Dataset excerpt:
+ + + + + + +

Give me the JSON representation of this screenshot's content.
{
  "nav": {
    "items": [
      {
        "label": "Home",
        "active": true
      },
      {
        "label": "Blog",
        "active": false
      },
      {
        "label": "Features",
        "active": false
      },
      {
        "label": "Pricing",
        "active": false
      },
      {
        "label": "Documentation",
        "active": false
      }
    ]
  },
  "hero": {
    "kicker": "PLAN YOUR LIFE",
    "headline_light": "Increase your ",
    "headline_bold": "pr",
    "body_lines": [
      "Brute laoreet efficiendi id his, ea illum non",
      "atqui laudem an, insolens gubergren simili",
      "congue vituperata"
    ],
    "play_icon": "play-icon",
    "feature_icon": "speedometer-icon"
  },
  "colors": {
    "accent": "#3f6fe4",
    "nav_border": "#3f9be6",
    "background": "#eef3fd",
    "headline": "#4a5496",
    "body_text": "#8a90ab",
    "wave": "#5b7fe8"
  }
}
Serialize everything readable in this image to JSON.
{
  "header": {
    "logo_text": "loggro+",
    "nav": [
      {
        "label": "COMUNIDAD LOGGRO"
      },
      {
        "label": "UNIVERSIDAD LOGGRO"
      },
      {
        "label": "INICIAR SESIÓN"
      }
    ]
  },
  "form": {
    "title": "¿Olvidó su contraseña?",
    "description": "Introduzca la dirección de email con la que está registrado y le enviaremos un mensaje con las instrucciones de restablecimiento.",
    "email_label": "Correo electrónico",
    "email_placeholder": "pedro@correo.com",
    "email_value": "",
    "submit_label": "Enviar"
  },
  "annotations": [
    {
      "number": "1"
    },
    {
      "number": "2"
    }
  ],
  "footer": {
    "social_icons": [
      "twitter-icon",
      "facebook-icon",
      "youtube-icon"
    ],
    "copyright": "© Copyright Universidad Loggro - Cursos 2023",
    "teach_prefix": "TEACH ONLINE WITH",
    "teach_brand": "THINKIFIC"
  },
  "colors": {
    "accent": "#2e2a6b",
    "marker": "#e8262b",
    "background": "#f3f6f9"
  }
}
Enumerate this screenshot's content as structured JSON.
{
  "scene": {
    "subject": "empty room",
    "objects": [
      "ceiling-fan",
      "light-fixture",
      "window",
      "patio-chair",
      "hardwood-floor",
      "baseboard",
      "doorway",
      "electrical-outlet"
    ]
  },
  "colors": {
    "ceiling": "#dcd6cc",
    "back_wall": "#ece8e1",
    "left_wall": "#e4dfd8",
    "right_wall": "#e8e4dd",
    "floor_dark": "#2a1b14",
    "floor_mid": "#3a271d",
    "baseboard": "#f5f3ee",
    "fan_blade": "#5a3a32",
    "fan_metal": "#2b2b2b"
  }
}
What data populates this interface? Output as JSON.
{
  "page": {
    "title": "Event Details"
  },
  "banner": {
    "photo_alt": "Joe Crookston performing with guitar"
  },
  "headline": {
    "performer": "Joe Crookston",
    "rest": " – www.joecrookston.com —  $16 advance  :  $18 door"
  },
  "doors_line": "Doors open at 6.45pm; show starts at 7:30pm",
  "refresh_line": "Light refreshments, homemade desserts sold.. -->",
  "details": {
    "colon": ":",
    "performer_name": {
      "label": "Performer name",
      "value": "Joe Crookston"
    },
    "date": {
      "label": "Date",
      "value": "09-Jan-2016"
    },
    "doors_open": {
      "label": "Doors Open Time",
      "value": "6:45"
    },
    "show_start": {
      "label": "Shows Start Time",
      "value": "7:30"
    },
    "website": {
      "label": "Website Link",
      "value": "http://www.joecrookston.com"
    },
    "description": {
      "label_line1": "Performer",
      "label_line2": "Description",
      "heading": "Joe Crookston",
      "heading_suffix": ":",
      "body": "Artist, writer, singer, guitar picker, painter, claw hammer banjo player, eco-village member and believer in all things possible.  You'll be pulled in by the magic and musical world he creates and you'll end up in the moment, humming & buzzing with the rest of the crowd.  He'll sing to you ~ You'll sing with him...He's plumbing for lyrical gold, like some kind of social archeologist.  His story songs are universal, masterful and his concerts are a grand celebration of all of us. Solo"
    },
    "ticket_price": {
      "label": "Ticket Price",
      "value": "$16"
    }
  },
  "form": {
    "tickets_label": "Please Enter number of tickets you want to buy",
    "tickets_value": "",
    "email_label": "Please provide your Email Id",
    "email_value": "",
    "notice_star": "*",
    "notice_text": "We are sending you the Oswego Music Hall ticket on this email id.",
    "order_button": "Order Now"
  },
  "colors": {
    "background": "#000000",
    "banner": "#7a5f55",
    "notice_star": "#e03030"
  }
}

+ + + + + + +

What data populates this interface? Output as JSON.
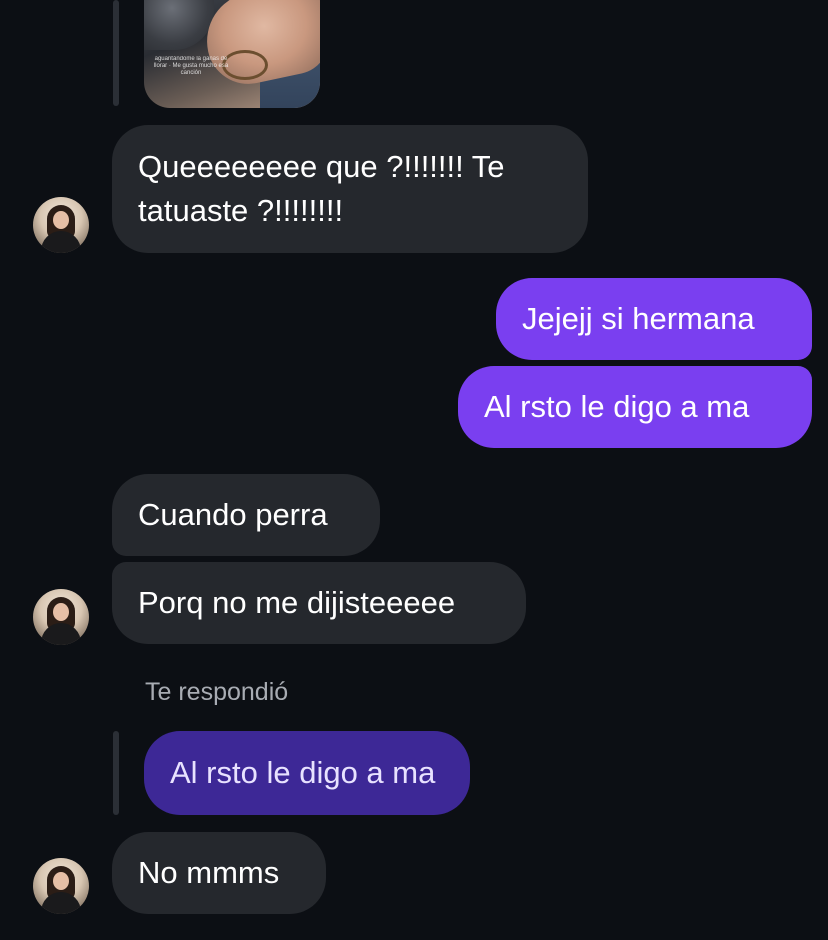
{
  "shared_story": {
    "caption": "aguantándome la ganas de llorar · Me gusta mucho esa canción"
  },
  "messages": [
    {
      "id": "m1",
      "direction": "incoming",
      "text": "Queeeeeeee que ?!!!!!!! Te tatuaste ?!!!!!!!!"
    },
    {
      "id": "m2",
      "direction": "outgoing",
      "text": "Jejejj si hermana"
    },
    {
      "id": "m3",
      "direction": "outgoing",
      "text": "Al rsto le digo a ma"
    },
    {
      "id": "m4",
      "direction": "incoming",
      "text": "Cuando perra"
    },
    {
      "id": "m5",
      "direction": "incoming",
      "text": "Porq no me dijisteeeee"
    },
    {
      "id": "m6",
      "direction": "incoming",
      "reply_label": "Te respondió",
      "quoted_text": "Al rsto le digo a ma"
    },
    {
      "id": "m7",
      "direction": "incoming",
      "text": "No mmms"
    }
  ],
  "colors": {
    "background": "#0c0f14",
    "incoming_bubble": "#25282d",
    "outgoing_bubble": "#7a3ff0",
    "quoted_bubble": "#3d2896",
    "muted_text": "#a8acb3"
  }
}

+ + + + + + +

- **WHAT THIS TASK INVOLVES**
Using the material above, report each line where "Please" occurs.

- **TASK ANSWER**
    "tickets_label": "Please Enter number of tickets you want to buy",
    "email_label": "Please provide your Email Id",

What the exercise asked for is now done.